Task to carry out: From the records below, give the number of lines that contain the string "heading", without any other text.

Stored data:
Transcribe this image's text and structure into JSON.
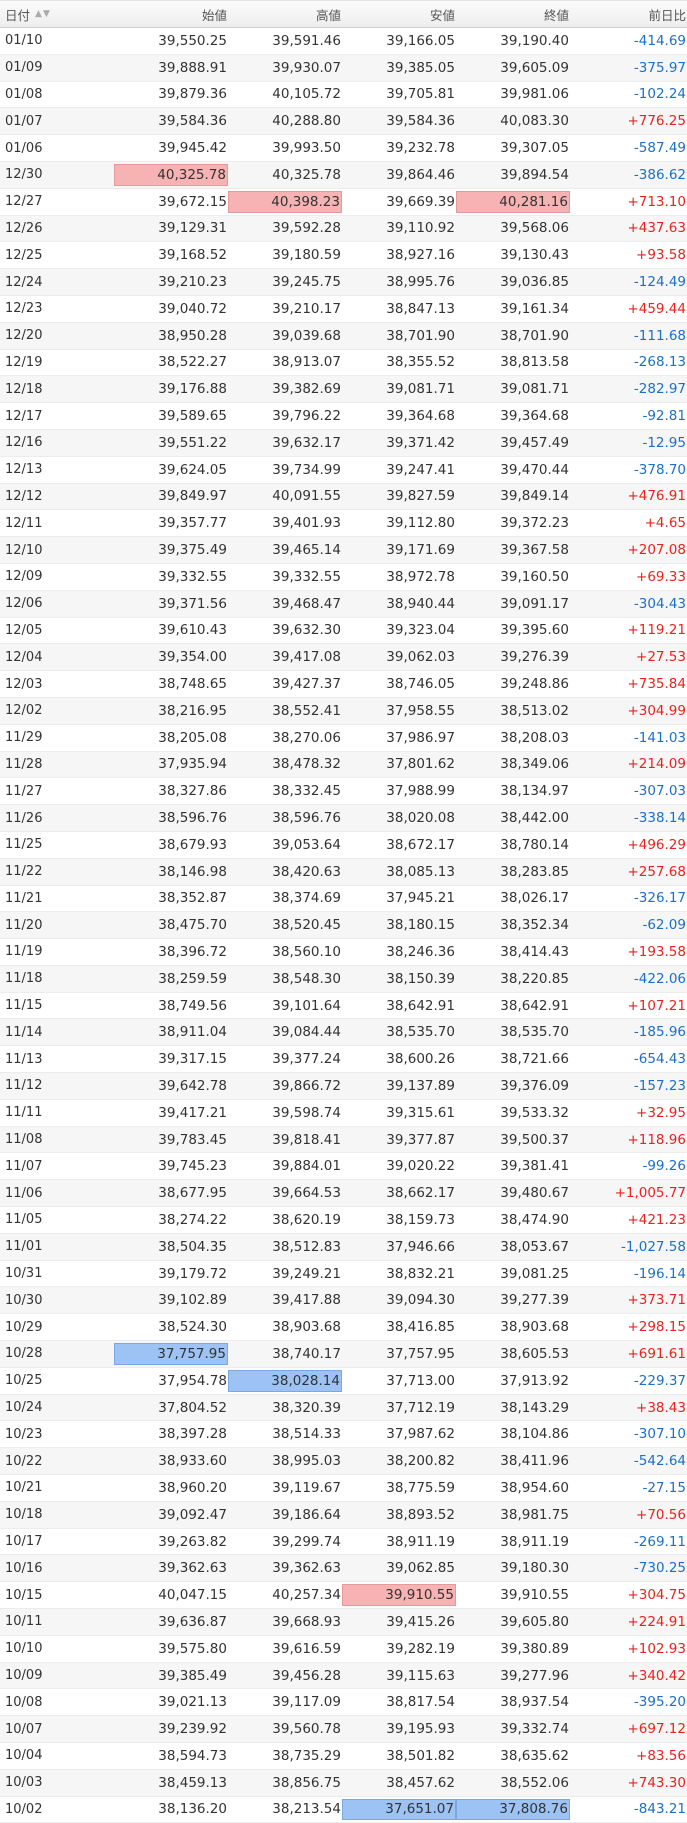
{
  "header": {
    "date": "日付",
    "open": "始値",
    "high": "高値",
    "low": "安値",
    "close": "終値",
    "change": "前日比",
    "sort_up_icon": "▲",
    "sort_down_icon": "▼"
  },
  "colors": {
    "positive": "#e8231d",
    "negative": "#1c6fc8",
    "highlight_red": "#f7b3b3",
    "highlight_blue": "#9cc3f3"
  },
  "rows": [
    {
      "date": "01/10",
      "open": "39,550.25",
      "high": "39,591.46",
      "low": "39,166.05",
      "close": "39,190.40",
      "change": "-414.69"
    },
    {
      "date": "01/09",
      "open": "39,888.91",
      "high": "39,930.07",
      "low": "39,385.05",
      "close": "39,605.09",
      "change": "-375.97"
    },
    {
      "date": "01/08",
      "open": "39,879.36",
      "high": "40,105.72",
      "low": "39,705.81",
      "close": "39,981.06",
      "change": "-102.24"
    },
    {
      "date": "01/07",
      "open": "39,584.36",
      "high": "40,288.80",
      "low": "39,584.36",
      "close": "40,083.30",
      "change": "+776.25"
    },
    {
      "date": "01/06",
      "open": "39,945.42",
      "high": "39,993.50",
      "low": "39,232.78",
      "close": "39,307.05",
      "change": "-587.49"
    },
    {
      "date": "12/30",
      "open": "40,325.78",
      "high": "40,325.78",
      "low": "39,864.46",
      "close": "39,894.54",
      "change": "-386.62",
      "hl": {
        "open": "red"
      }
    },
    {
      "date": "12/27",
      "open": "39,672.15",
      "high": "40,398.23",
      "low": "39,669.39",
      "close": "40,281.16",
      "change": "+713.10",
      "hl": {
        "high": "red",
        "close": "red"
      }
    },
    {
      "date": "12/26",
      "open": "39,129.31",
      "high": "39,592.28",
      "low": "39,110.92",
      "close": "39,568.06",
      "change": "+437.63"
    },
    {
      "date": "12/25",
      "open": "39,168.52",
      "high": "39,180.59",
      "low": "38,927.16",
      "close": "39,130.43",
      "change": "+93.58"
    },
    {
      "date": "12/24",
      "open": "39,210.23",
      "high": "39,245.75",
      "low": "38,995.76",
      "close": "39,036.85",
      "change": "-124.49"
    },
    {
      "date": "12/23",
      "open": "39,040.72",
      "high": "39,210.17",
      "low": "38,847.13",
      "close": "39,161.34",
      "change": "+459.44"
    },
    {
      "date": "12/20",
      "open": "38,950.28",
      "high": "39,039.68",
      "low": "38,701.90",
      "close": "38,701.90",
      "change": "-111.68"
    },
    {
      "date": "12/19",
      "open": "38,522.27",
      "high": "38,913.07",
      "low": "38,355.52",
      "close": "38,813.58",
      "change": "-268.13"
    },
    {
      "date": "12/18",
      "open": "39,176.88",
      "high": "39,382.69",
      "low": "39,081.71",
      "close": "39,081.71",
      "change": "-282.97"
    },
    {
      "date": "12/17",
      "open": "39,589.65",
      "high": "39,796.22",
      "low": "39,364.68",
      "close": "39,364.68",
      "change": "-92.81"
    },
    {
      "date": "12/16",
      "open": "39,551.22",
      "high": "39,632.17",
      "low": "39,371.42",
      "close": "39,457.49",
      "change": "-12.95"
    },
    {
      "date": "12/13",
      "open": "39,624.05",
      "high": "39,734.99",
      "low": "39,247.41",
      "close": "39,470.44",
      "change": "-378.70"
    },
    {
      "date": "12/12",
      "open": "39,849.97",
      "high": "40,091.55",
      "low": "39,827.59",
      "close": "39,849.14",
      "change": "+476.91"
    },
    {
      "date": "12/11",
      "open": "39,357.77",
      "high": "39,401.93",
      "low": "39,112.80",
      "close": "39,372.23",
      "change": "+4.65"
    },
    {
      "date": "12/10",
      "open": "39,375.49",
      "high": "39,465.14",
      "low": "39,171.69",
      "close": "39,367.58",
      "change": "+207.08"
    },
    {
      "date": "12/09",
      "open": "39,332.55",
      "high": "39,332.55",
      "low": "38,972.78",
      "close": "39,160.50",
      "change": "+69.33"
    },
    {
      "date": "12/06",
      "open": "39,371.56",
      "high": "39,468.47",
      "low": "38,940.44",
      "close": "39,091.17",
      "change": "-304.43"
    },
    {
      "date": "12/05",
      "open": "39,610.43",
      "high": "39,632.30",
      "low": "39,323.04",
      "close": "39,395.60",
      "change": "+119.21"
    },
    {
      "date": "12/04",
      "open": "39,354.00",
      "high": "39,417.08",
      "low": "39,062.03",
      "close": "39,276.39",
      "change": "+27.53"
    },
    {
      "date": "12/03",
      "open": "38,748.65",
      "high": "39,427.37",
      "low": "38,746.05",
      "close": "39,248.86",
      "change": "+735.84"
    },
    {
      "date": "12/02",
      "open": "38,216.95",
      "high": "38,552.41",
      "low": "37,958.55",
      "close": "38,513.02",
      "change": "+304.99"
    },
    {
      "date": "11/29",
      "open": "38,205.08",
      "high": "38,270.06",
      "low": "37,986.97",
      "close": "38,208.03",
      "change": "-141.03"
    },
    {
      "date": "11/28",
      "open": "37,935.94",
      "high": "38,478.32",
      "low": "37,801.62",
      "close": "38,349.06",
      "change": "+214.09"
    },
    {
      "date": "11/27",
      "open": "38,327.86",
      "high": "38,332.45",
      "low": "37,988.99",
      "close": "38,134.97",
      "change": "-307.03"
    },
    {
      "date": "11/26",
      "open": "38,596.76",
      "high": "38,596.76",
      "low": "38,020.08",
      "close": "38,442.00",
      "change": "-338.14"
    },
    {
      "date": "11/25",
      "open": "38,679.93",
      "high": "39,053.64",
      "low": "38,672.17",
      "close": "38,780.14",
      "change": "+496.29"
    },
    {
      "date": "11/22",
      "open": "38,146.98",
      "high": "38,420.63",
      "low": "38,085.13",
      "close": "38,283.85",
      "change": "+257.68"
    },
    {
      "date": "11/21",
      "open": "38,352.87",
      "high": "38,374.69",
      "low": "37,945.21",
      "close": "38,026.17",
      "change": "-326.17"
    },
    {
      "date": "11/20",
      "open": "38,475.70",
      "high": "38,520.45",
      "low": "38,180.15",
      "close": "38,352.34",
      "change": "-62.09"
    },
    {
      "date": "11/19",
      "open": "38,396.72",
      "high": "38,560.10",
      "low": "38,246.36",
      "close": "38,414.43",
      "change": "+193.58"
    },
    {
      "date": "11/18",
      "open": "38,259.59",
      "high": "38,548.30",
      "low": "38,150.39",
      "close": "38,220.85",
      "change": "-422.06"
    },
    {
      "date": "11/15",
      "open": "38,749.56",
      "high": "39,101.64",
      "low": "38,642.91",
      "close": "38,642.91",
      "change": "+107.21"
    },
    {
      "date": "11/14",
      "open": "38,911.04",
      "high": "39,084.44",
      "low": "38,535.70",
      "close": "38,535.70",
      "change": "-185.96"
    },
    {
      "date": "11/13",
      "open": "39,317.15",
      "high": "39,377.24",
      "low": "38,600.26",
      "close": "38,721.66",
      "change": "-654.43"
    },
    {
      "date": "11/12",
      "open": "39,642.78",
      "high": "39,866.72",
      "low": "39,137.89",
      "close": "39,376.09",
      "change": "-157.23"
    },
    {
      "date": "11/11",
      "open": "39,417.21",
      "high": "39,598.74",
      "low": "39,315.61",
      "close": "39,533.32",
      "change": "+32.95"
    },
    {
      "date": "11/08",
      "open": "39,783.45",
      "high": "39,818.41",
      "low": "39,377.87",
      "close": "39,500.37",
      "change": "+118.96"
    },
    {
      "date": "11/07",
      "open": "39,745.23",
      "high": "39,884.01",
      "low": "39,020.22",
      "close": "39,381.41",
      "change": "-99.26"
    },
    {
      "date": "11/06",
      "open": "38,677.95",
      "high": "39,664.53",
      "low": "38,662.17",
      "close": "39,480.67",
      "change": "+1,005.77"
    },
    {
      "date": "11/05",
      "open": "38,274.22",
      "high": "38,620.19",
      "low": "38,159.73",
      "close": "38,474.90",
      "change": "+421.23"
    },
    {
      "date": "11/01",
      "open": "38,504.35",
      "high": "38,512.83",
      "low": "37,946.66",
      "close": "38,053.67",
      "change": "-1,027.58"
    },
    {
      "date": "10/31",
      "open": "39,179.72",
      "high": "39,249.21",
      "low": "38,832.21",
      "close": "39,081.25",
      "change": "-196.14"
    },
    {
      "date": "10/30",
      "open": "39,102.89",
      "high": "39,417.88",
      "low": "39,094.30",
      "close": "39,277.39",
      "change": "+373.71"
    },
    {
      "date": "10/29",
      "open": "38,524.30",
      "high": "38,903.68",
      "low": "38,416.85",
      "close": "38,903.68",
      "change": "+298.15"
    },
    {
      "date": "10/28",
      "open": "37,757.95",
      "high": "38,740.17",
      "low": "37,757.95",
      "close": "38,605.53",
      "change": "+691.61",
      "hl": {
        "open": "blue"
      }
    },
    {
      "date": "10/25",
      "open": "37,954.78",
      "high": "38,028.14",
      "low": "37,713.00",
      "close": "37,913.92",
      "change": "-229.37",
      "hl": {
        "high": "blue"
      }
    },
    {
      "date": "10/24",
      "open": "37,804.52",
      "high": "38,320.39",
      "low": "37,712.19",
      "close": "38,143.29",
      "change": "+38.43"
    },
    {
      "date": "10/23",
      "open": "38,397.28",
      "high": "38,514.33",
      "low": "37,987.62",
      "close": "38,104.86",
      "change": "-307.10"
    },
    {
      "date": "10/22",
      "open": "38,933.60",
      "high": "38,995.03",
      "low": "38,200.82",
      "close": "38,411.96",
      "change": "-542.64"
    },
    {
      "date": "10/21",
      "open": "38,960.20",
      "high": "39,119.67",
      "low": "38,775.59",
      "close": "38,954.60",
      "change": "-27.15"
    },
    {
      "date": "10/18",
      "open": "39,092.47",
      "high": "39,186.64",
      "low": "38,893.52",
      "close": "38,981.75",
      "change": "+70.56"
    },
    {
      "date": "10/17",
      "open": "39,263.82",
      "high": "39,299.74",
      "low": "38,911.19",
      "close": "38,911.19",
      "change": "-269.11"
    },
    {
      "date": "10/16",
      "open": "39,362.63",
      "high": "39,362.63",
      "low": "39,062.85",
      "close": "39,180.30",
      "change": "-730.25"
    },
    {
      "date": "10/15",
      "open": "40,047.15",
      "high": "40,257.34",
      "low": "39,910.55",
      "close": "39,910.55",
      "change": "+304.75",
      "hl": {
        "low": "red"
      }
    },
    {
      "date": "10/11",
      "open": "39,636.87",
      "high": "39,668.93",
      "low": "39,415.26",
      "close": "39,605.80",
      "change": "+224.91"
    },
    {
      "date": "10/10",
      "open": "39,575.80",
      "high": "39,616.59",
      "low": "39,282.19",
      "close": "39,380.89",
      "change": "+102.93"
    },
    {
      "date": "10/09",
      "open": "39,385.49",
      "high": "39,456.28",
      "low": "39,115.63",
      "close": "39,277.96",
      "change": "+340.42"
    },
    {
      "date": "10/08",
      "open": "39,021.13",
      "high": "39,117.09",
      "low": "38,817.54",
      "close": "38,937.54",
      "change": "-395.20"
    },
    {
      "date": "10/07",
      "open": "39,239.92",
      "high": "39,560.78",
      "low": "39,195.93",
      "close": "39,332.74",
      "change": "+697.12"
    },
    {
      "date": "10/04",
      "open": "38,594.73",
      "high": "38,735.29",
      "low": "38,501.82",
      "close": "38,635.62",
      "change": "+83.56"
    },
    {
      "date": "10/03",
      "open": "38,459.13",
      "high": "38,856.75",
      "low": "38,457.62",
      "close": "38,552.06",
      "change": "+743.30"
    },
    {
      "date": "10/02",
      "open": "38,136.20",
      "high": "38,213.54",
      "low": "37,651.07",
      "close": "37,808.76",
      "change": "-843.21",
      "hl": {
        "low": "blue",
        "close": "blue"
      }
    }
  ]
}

==

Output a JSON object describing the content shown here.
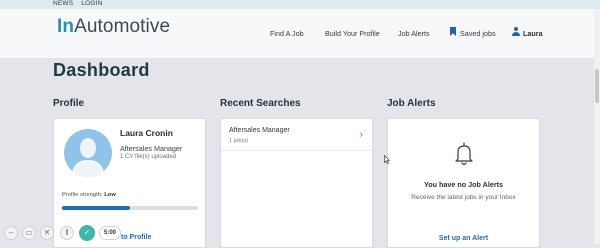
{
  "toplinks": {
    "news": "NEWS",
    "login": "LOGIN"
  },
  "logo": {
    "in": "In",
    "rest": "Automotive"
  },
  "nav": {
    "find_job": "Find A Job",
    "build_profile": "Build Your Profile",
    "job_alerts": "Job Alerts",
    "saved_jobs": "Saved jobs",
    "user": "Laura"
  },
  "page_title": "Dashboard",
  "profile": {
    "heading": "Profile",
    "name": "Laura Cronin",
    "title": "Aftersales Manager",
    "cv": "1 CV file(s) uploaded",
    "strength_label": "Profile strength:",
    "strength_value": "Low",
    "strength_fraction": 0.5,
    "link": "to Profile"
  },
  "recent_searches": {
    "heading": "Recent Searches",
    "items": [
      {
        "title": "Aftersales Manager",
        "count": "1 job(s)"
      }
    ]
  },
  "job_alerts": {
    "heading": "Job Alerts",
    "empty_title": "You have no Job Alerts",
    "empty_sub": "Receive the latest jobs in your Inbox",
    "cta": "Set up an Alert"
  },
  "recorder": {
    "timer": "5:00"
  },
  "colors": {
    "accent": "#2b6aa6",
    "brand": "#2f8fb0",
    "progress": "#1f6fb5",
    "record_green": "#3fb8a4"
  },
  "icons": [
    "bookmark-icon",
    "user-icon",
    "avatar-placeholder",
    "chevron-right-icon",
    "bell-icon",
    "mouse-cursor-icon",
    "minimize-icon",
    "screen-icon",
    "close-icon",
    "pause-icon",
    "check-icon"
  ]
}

Final answer: 3